— Begin RECORDS SHOWN —
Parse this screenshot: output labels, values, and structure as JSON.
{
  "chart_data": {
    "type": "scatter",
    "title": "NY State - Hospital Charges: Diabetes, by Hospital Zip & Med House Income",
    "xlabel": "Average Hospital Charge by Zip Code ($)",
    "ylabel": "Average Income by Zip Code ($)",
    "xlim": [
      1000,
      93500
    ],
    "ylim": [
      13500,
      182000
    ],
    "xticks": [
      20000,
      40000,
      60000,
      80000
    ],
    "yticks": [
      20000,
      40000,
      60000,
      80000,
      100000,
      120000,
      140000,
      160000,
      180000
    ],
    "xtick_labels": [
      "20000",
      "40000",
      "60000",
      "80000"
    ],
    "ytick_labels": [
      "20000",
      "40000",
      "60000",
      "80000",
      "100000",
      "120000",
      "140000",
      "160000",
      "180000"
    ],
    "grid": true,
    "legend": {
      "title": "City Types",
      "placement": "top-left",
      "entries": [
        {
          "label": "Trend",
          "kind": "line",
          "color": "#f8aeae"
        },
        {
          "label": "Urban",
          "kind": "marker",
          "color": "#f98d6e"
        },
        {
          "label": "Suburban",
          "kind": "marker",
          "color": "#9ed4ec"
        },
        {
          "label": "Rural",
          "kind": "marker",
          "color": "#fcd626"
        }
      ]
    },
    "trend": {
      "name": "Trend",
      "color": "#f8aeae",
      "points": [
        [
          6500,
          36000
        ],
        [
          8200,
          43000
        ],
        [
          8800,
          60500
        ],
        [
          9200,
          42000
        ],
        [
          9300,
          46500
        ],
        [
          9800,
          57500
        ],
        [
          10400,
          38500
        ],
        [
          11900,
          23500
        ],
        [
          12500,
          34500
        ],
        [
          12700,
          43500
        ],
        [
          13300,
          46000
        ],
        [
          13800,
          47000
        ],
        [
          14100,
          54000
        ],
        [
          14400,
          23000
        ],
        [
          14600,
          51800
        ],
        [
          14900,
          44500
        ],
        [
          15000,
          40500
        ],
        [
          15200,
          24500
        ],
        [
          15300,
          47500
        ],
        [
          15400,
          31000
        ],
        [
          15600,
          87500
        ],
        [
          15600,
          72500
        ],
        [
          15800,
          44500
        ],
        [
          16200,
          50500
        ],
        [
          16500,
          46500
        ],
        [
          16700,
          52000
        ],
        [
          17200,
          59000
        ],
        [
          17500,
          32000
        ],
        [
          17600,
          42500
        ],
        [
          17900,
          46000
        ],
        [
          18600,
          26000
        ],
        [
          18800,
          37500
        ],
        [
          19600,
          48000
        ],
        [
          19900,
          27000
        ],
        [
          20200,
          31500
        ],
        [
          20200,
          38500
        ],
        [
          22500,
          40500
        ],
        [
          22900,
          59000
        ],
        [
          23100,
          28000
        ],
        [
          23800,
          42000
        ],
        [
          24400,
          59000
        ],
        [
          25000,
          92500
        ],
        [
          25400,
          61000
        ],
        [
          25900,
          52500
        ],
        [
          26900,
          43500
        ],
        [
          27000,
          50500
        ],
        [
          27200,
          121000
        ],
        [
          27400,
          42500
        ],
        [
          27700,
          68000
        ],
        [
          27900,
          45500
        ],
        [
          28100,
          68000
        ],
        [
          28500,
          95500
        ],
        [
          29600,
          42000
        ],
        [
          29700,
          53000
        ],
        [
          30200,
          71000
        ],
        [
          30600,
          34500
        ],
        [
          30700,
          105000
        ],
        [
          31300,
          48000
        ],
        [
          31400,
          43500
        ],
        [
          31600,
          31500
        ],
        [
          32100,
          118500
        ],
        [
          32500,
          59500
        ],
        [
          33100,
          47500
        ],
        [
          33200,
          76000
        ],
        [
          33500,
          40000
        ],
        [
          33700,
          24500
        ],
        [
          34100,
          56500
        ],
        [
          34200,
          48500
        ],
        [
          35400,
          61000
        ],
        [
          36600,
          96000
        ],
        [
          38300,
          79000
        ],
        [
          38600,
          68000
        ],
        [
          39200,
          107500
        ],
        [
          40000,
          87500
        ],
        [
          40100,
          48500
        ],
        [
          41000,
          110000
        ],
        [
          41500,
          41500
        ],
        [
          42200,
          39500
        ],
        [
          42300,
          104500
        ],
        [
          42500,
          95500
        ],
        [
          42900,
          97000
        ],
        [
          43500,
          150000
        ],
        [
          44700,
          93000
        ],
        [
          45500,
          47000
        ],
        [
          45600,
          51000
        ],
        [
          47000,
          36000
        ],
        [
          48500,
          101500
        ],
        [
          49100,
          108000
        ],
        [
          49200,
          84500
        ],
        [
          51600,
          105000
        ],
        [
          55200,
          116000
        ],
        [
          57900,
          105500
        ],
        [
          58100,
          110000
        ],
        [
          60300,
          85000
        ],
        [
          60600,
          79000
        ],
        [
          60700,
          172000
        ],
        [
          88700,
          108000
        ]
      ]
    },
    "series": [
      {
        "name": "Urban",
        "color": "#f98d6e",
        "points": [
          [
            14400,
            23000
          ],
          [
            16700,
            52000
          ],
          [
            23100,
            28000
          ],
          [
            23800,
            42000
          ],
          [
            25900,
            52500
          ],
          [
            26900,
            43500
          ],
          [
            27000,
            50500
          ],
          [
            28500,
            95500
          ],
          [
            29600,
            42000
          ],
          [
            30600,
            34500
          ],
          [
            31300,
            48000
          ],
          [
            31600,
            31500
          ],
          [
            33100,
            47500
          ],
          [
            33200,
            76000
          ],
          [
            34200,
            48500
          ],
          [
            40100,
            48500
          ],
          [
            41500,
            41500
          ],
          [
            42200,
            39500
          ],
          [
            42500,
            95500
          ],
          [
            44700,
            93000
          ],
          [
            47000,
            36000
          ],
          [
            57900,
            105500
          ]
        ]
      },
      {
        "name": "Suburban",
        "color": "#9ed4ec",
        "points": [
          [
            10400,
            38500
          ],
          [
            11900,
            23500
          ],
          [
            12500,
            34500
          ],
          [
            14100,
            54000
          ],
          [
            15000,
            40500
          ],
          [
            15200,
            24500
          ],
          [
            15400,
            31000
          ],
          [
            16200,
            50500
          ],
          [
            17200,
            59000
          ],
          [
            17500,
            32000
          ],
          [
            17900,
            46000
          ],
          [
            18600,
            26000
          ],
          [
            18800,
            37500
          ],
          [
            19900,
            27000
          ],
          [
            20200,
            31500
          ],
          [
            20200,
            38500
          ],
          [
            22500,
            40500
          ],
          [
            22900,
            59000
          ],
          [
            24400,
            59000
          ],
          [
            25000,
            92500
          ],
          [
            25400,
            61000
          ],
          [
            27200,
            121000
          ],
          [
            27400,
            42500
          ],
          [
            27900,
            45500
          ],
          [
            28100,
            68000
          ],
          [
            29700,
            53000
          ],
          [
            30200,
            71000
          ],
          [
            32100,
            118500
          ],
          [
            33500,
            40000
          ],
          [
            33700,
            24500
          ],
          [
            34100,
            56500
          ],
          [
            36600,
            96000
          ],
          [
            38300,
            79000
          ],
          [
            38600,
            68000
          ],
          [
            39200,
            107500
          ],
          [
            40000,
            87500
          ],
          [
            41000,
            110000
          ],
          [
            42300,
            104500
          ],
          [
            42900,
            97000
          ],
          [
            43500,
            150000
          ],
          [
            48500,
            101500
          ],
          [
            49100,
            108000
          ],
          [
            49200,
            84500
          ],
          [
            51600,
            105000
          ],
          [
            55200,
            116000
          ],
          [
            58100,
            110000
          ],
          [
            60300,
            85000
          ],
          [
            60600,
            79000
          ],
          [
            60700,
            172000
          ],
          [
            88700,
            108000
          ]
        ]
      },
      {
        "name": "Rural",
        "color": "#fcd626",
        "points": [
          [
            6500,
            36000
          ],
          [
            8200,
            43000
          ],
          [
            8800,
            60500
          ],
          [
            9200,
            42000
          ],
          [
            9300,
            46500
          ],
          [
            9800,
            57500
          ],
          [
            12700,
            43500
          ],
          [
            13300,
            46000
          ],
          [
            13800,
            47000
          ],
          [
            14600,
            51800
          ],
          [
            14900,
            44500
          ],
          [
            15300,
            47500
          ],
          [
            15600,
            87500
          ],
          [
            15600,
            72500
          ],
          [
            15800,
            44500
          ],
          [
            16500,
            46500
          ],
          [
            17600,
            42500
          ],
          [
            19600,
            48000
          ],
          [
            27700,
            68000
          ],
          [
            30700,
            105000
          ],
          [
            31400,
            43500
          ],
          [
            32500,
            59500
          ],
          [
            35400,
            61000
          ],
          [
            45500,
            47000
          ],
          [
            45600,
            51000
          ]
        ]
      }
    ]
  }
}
— End RECORDS SHOWN —
WORK TO COMPLETE - In the entries above, count each line that holds "Hospital". Give the total and nothing else.

FINISHED EXERCISE - 2